> _Exercise instructions_
Extract the full listing below without altering a single character.

*****

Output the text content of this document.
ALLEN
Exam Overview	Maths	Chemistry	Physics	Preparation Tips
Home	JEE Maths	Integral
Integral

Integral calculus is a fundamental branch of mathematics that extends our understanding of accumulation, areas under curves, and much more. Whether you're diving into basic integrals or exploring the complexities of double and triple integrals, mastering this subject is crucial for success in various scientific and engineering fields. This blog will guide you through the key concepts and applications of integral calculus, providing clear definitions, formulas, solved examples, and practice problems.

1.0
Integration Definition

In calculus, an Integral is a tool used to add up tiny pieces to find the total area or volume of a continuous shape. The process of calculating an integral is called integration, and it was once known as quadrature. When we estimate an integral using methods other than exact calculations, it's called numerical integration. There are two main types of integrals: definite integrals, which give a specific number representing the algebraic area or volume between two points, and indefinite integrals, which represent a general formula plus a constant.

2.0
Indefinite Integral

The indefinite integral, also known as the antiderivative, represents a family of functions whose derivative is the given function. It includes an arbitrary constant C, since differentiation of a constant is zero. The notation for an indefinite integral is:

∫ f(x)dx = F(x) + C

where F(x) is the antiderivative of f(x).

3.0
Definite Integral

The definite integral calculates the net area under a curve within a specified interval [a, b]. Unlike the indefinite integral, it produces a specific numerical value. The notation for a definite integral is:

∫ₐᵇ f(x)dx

*****

> _Complete answer_
Output the text content of this document.
ALLEN
Exam Overview	Maths	Chemistry	Physics	Preparation Tips
Home	JEE Maths	Integral
Integral

Integral calculus is a fundamental branch of mathematics that extends our understanding of accumulation, areas under curves, and much more. Whether you're diving into basic integrals or exploring the complexities of double and triple integrals, mastering this subject is crucial for success in various scientific and engineering fields. This blog will guide you through the key concepts and applications of integral calculus, providing clear definitions, formulas, solved examples, and practice problems.

1.0
Integration Definition

In calculus, an Integral is a tool used to add up tiny pieces to find the total area or volume of a continuous shape. The process of calculating an integral is called integration, and it was once known as quadrature. When we estimate an integral using methods other than exact calculations, it's called numerical integration. There are two main types of integrals: definite integrals, which give a specific number representing the algebraic area or volume between two points, and indefinite integrals, which represent a general formula plus a constant.

2.0
Indefinite Integral

The indefinite integral, also known as the antiderivative, represents a family of functions whose derivative is the given function. It includes an arbitrary constant C, since differentiation of a constant is zero. The notation for an indefinite integral is:

∫ f(x)dx = F(x) + C

where F(x) is the antiderivative of f(x).

3.0
Definite Integral

The definite integral calculates the net area under a curve within a specified interval [a, b]. Unlike the indefinite integral, it produces a specific numerical value. The notation for a definite integral is:

∫ₐᵇ f(x)dx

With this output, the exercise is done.